COMPITO A
Trascrivi fedelmente il brano sul settore bovino italiano. Comincia dalle parole che contengono "Il caso italiano: un" e fermati dopo "diminuiti del 76%.".
COMPITO B
Scrivi il seguito del brano sul calo degli allevamenti bovini in Italia, partendo subito dopo la sua ultima frase.

BRANO DI TESTO
Il caso italiano: un settore in forte ridimensionamento

Se allarghiamo lo sguardo al nostro Paese, i numeri raccontano una storia preoccupante.

  • Nel 2010 l’Italia copriva circa il 60% del fabbisogno nazionale di carne bovina; oggi siamo scesi al 40%.
  • Dagli anni ’80 a oggi, gli allevamenti italiani sono diminuiti del 76%.
  • A livello europeo, tra il 2010 e il 2020 sono scomparse circa 3 milioni di aziende agricole, pari a quasi un quarto del totale. La popolazione bovina è calata del 30% dagli anni ’80.

Questi numeri fotografano un comparto in difficoltà, spesso penalizzato da politiche disomogenee e da una narrazione pubblica che in Italia, dove gli allevamenti intensivi sono pochi, rischia di confondere percezioni e realtà.

(Voci del dataset di layout)
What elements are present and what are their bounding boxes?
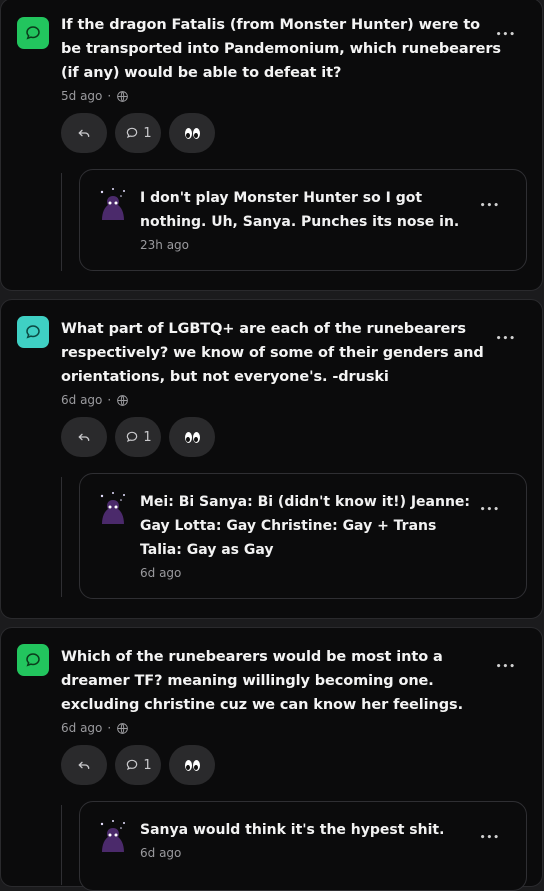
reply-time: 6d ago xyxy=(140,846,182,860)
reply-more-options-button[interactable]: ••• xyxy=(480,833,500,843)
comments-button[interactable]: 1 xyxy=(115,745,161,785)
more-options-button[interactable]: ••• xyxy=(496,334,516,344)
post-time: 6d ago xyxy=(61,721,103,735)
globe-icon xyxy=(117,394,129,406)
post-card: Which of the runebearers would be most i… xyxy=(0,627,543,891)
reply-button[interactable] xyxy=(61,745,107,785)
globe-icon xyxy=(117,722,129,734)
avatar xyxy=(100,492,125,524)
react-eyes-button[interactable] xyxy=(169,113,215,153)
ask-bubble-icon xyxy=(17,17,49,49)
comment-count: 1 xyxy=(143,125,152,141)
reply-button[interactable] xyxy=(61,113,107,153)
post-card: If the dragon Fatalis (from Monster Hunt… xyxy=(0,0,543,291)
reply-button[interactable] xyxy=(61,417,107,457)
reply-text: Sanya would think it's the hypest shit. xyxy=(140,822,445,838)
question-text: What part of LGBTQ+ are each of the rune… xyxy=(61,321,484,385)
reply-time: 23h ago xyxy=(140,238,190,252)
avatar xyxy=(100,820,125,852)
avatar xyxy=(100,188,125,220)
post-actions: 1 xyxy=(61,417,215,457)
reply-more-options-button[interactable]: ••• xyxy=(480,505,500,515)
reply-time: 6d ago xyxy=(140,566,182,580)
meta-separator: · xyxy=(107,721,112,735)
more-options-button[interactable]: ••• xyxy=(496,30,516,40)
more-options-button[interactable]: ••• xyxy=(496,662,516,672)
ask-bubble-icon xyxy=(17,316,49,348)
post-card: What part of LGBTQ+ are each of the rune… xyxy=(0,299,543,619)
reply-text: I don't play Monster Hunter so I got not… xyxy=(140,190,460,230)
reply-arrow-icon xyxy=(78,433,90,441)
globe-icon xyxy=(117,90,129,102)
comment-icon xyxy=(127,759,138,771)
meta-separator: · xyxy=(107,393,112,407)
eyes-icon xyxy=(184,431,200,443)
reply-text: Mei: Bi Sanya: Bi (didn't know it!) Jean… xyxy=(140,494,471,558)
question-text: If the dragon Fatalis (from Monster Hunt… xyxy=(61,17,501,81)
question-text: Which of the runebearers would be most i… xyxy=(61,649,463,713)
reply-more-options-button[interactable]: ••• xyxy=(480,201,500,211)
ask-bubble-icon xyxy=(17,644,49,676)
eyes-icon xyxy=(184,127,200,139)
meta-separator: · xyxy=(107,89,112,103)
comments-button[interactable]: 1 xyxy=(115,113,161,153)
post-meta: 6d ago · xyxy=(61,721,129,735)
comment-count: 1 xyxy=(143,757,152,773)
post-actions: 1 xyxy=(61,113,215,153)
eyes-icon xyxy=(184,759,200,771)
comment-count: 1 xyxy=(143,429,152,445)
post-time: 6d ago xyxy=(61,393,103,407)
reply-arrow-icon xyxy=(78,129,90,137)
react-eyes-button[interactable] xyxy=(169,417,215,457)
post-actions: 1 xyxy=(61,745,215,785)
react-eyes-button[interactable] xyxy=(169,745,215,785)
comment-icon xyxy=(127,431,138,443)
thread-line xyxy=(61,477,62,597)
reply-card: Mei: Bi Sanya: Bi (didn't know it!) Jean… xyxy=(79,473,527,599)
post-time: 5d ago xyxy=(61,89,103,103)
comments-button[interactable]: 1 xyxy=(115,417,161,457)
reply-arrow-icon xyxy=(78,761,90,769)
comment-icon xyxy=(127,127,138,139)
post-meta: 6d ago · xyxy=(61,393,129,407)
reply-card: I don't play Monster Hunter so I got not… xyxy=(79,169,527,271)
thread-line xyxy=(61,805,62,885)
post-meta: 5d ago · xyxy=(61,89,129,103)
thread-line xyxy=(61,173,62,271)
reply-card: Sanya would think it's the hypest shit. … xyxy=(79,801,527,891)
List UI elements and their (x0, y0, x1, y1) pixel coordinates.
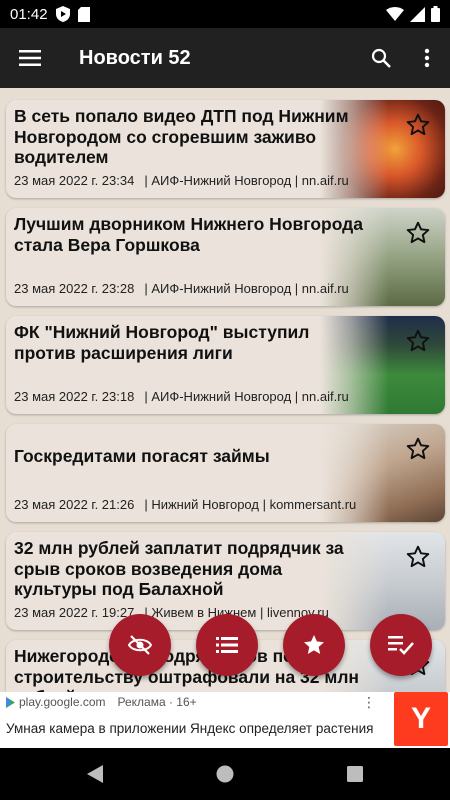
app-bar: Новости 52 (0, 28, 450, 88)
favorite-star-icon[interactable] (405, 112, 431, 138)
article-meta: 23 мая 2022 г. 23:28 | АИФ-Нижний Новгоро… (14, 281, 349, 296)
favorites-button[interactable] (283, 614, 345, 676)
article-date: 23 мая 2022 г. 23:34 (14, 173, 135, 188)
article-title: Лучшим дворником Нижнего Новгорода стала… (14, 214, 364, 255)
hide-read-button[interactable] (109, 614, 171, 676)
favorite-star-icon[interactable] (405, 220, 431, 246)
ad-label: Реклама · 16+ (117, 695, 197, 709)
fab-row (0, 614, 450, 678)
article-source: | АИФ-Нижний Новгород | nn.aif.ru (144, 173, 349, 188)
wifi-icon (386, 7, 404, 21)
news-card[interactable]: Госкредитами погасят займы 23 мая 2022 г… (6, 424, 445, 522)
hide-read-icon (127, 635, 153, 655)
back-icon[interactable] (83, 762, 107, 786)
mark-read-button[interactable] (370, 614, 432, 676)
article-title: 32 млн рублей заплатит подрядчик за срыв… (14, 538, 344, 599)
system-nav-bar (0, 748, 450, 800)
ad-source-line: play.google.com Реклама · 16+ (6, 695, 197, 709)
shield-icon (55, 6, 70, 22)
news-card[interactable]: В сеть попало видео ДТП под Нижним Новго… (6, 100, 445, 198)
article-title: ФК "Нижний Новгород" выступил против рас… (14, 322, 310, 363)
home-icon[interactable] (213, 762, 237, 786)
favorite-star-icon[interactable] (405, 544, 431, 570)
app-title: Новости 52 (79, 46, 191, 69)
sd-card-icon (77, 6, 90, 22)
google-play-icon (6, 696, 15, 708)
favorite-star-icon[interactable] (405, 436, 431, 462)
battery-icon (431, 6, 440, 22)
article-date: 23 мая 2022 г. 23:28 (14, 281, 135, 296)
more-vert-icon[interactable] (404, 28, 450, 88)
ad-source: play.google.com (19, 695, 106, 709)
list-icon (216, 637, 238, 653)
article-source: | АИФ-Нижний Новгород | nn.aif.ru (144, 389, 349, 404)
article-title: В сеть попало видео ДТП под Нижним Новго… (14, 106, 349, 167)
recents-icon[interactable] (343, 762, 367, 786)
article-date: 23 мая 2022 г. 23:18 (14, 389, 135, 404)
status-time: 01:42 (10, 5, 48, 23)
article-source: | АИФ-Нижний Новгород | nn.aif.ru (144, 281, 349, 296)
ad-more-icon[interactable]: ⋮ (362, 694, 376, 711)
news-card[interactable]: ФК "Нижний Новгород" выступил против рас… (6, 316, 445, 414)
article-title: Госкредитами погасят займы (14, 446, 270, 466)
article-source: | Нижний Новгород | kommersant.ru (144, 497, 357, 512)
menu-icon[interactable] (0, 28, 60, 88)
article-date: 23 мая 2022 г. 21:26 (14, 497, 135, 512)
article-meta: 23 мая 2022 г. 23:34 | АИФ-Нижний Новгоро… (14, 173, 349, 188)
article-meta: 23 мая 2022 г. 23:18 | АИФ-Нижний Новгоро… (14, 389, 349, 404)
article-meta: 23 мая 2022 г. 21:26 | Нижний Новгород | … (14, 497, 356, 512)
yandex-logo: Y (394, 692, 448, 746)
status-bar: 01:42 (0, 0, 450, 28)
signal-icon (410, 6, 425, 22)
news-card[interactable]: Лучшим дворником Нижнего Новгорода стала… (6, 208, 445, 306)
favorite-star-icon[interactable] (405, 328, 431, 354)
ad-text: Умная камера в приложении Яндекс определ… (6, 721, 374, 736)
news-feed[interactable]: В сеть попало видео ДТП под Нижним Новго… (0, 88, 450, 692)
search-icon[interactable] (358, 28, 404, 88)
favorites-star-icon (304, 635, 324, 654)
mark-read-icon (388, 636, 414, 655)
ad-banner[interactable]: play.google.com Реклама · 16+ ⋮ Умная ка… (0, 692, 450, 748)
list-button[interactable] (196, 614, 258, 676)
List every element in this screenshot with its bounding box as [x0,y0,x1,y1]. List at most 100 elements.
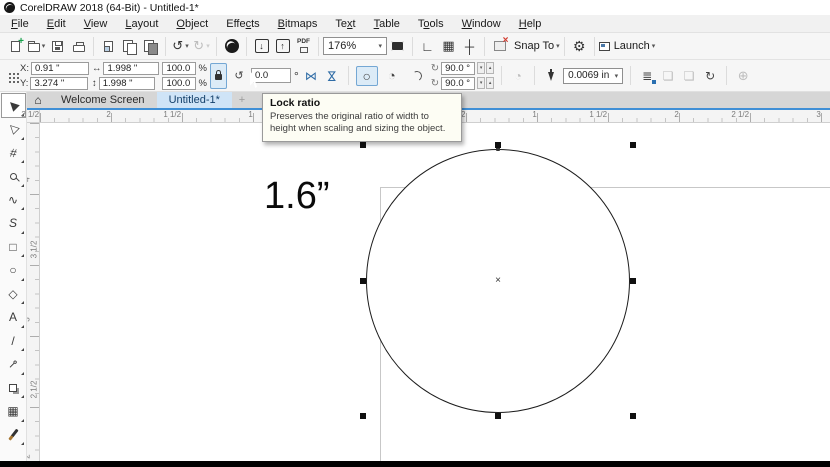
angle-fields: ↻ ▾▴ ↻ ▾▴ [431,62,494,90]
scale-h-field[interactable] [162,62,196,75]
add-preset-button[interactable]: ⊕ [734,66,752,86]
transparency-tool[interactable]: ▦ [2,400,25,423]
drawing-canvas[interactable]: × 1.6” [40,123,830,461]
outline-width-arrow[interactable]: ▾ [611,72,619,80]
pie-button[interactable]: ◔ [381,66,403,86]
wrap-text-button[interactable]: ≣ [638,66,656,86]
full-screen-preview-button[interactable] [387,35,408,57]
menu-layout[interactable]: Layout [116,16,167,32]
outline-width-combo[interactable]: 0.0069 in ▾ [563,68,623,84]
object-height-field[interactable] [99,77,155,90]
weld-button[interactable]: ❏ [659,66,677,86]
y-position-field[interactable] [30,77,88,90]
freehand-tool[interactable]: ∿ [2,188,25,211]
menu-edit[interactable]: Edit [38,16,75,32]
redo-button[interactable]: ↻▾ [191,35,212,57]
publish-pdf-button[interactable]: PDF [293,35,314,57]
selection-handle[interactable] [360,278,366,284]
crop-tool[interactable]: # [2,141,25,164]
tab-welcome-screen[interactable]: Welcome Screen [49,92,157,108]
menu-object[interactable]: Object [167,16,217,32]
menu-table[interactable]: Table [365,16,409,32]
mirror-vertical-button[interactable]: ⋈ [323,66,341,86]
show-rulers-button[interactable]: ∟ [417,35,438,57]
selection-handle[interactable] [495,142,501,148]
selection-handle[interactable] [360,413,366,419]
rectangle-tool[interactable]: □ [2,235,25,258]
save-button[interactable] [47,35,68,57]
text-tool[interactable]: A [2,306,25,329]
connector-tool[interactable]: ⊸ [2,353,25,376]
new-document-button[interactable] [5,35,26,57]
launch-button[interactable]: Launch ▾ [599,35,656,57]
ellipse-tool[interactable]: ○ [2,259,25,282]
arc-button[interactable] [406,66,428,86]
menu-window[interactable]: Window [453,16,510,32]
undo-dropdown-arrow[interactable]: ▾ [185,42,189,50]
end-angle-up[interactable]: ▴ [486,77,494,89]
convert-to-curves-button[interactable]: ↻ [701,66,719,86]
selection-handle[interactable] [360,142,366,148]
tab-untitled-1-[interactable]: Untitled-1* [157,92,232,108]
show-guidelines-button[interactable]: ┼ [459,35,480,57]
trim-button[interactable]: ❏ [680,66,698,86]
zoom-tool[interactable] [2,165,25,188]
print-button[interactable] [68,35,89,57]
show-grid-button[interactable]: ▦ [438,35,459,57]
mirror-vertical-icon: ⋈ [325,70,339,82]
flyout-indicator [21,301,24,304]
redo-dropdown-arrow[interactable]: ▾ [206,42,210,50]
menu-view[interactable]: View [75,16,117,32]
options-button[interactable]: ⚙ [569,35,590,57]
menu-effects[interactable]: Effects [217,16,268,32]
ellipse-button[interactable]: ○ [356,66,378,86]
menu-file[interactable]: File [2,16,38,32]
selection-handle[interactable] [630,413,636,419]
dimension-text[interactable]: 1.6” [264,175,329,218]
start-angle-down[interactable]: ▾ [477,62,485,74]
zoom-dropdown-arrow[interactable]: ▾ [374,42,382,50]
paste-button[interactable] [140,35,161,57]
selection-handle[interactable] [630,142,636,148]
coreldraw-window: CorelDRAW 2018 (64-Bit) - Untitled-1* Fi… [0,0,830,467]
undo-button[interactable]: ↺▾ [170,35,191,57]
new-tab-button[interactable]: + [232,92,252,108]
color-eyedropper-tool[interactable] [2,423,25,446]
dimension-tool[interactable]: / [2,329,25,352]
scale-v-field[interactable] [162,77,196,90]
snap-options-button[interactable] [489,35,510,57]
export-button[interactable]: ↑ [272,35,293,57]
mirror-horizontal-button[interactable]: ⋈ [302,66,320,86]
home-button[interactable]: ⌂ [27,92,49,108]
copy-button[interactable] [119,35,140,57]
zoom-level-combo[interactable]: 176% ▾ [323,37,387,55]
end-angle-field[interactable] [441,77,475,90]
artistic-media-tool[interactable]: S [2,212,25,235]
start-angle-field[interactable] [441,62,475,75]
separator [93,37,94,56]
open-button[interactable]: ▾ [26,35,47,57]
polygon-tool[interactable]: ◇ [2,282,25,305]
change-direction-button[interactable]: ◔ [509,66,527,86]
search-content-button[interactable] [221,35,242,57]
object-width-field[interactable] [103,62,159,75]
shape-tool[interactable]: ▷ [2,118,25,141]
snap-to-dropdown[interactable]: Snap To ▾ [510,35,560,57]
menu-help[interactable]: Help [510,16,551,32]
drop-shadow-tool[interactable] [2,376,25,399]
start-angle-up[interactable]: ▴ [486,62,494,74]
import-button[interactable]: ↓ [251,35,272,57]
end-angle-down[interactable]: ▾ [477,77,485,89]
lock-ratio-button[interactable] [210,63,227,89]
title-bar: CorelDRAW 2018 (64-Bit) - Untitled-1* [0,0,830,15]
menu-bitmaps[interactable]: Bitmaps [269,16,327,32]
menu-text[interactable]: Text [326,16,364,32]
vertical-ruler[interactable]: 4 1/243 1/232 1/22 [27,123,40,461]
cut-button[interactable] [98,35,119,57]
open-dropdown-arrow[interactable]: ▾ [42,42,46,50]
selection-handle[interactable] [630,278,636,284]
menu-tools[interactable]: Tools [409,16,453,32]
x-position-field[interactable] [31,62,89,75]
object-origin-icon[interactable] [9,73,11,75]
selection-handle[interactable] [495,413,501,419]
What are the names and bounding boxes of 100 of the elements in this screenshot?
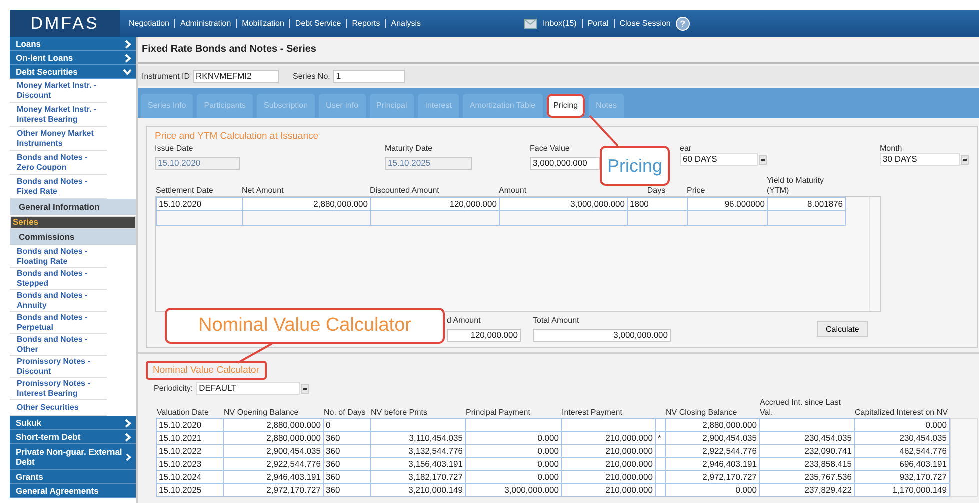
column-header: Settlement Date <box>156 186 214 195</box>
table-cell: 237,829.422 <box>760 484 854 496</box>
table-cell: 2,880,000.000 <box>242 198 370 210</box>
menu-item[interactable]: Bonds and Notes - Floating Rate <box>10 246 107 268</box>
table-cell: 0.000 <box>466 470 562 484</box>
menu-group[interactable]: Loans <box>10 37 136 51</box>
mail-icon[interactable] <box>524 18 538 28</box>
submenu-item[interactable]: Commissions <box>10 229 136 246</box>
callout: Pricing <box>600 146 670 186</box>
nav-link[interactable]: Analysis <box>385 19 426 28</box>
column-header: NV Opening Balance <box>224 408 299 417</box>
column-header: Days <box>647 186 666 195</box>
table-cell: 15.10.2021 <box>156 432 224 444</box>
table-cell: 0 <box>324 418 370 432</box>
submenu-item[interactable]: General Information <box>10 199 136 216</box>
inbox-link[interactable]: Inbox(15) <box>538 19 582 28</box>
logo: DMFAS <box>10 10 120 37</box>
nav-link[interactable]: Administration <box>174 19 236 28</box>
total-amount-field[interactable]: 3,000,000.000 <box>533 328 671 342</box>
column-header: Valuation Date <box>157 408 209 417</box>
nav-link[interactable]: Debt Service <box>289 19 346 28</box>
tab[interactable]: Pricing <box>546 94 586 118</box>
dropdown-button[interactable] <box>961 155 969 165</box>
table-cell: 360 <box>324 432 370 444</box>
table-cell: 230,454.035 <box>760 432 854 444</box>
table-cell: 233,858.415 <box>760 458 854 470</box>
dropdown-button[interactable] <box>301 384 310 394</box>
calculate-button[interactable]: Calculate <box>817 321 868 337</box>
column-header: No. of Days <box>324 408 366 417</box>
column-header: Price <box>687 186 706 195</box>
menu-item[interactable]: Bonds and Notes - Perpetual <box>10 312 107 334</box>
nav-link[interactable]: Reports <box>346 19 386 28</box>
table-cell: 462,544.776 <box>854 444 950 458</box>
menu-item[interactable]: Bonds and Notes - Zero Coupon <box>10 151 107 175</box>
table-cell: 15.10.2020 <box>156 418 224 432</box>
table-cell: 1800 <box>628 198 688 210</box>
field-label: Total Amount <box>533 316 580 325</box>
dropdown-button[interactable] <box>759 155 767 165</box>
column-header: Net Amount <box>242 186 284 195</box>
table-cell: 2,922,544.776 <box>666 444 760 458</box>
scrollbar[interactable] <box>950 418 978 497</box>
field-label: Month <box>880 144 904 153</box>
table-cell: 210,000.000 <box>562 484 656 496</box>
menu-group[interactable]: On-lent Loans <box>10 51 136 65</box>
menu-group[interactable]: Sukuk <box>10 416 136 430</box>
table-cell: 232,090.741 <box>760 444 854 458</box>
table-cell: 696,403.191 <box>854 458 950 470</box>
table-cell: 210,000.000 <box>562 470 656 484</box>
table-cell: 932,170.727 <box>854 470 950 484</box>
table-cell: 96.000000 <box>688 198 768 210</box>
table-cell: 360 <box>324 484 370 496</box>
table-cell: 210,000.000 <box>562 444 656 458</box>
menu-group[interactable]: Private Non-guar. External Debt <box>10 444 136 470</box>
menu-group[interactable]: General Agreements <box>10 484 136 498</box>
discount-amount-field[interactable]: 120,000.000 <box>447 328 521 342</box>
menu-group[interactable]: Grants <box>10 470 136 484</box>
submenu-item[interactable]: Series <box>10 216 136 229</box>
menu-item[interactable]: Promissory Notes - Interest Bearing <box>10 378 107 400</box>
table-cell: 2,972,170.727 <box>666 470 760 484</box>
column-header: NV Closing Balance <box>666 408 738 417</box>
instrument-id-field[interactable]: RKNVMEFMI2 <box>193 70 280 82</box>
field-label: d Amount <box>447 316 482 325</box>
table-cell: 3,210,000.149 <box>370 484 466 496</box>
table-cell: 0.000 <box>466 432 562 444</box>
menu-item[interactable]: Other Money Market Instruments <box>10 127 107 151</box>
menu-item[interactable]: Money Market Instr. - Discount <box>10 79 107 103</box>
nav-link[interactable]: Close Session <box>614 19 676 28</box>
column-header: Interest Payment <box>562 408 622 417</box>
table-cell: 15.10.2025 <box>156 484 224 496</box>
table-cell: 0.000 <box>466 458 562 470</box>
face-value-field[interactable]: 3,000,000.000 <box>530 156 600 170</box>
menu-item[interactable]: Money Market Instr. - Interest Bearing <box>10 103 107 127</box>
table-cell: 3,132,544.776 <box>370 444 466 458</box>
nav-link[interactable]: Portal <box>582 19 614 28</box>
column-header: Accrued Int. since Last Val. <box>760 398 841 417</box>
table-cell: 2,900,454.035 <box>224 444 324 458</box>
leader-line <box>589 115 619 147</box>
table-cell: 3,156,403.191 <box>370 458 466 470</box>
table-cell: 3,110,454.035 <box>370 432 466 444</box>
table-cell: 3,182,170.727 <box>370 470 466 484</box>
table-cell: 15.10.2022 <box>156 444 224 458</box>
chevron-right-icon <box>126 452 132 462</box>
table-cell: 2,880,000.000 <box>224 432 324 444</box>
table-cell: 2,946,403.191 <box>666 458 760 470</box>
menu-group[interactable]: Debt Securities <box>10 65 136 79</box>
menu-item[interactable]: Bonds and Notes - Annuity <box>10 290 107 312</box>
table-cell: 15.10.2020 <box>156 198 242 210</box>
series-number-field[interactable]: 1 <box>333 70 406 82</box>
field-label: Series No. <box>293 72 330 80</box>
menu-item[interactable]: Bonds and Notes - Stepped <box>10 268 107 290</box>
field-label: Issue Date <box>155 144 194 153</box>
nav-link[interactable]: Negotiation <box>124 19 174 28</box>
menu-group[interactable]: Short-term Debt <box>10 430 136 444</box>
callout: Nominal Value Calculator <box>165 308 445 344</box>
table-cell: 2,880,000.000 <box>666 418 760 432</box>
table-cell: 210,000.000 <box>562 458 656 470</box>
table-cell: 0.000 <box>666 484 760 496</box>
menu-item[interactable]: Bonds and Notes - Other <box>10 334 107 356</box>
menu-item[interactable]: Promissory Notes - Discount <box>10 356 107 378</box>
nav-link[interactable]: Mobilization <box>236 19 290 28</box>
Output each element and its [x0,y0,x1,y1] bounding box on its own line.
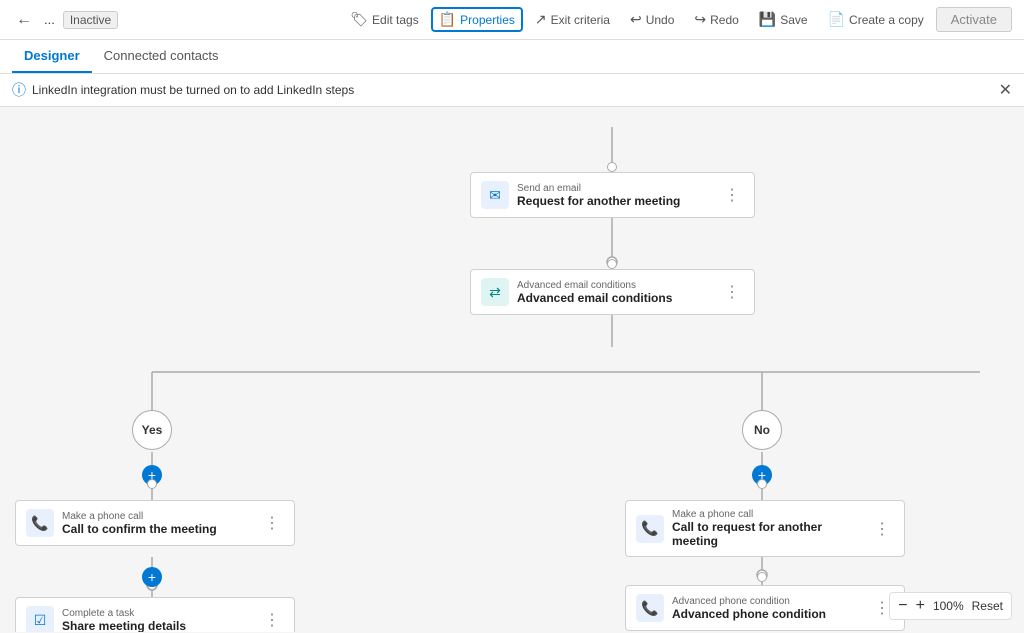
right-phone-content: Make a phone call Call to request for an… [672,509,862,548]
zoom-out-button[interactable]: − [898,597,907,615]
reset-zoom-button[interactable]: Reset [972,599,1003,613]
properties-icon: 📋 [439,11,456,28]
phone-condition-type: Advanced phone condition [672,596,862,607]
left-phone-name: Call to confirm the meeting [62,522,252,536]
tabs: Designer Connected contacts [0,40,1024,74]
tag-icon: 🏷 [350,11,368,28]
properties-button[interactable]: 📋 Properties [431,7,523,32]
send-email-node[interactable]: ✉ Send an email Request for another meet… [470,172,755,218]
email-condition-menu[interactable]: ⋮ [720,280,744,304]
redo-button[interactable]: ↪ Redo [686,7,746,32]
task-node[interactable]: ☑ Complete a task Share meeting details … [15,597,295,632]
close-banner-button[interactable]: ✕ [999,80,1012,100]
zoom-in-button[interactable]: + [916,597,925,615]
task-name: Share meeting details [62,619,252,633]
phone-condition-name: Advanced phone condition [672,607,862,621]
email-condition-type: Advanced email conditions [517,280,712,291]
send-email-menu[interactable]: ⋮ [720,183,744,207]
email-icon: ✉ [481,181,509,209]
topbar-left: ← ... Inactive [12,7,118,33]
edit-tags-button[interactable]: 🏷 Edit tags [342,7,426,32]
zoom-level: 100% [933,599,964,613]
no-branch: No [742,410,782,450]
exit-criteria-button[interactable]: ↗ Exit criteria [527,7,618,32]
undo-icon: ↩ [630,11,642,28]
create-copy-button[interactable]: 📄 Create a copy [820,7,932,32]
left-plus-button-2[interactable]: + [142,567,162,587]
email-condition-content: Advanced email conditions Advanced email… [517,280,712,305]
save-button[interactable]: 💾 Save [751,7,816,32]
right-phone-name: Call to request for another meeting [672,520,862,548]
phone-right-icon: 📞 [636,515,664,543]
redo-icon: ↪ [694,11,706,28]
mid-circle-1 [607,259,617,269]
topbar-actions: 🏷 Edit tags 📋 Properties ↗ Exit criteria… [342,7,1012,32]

RISPOSTA SCRITTA A
Il caso italiano: un settore in forte ridimensionamento

Se allarghiamo lo sguardo al nostro Paese, i numeri raccontano una storia preoccupante.

  • Nel 2010 l’Italia copriva circa il 60% del fabbisogno nazionale di carne bovina; oggi siamo scesi al 40%.
  • Dagli anni ’80 a oggi, gli allevamenti italiani sono diminuiti del 76%.

RISPOSTA SCRITTA B
Biodiversità, tradizioni e servizi ecosistemici

Ridurre l’allevamento a una questione puramente climatica è un errore.
Senza bovini rischiamo di perdere:

  • ecosistemi di pascolo che ospitano una biodiversità unica;
  • servizi ambientali come il ciclo dell’azoto e il sequestro di carbonio nei suoli;
  • intere tradizioni gastronomiche, dalla carne Chianina in Toscana, la Marchigiana e la Frisona, fino alle produzioni lattiero-casearie delle Alpi e del Sud Italia.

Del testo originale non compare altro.